• **TEXT SECTION**:
+++
President Biden’s families-related proposal would make progress on these fronts, by extending the temporary “child allowance” he recently signed into law, guaranteeing free or low-cost child care, and implementing paid family leave, among other programs. Changing the culture around work and making “greedy” workplaces friendlier to parents will be greater challenges, though the normalization of remote work arrangements over the past year may help.
But while these changes would make some parents’ lives less stressful, and perhaps induce some people on the margin to pop out more babies, they may not have much impact on overall fertility trends. Many countries with low birthrates have implemented explicitly pro-natal policies, such as greater access to child care or cash bonuses for having babies. They’ve generally been unsuccessful at lifting birthrates.
The other policy in the toolkit is immigration.
If the United States wants more working-age people to contribute to our economy, there are millions of strivers around the world ready and eager to pitch in. Indeed, immigrants and their children have been a key driver of population, economic and productivity growth in the not-so-distant past, but dwindling immigration is another reason population growth slowed so much in the 2010s.
+++
• **SUPPLIED MATERIAL**:
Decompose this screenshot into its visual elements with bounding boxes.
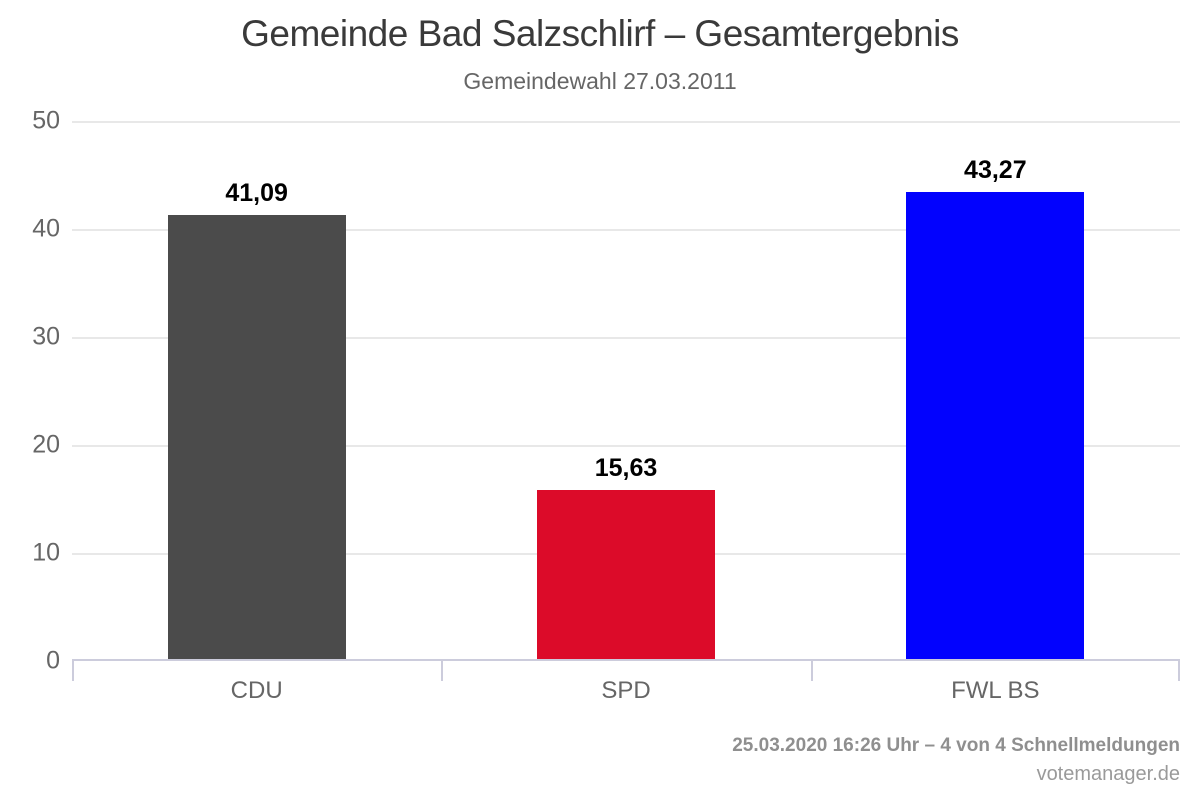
+++
• **YOUR TASKS**:
A – List the programs that the text on birthrates and immigration names as parts of President Biden’s families-related proposal.
B – Based on the text on birthrates and immigration, answer yes or no to each statement and quote the deciding words: (i) Countries with low birthrates that adopted pro-natal policies have generally succeeded in raising birthrates. (ii) Dwindling immigration is given as a reason population growth slowed in the 2010s. (iii) The normalization of remote work may help with making workplaces friendlier to parents.

• **THE ANSWERS**:
A –
- Extending the temporary “child allowance”
- Guaranteeing free or low-cost child care
- Implementing paid family leave

B –
(i) No: “They’ve generally been unsuccessful at lifting birthrates.”
(ii) Yes: “dwindling immigration is another reason population growth slowed so much in the 2010s”
(iii) Yes: “though the normalization of remote work arrangements over the past year may help”